■ Task to complete
Give every entry again, word for word.
-----
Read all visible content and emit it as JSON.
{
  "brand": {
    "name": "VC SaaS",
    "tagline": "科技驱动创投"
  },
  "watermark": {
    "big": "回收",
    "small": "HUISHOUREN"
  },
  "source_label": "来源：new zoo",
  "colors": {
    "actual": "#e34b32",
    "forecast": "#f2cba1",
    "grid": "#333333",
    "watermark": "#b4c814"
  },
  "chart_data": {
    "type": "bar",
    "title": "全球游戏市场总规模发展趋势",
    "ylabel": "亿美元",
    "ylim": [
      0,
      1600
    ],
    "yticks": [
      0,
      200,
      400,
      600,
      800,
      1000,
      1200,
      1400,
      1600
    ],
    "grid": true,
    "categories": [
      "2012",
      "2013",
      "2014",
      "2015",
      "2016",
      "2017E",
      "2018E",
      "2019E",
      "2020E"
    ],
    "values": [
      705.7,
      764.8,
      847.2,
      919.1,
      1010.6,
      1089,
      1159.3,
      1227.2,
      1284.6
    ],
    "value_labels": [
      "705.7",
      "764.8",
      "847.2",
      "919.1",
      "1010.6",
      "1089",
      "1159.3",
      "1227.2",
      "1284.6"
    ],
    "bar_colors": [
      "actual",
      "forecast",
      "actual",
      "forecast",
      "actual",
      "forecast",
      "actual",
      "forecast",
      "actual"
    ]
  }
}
-----
■ Result below
Read all visible content and emit it as JSON.
{
  "brand": {
    "name": "VC SaaS",
    "tagline": "科技驱动创投"
  },
  "watermark": {
    "big": "回收",
    "small": "HUISHOUREN"
  },
  "source_label": "来源：new zoo",
  "colors": {
    "actual": "#e34b32",
    "forecast": "#f2cba1",
    "grid": "#333333",
    "watermark": "#b4c814"
  },
  "chart_data": {
    "type": "bar",
    "title": "全球游戏市场总规模发展趋势",
    "ylabel": "亿美元",
    "ylim": [
      0,
      1600
    ],
    "yticks": [
      0,
      200,
      400,
      600,
      800,
      1000,
      1200,
      1400,
      1600
    ],
    "grid": true,
    "categories": [
      "2012",
      "2013",
      "2014",
      "2015",
      "2016",
      "2017E",
      "2018E",
      "2019E",
      "2020E"
    ],
    "values": [
      705.7,
      764.8,
      847.2,
      919.1,
      1010.6,
      1089,
      1159.3,
      1227.2,
      1284.6
    ],
    "value_labels": [
      "705.7",
      "764.8",
      "847.2",
      "919.1",
      "1010.6",
      "1089",
      "1159.3",
      "1227.2",
      "1284.6"
    ],
    "bar_colors": [
      "actual",
      "forecast",
      "actual",
      "forecast",
      "actual",
      "forecast",
      "actual",
      "forecast",
      "actual"
    ]
  }
}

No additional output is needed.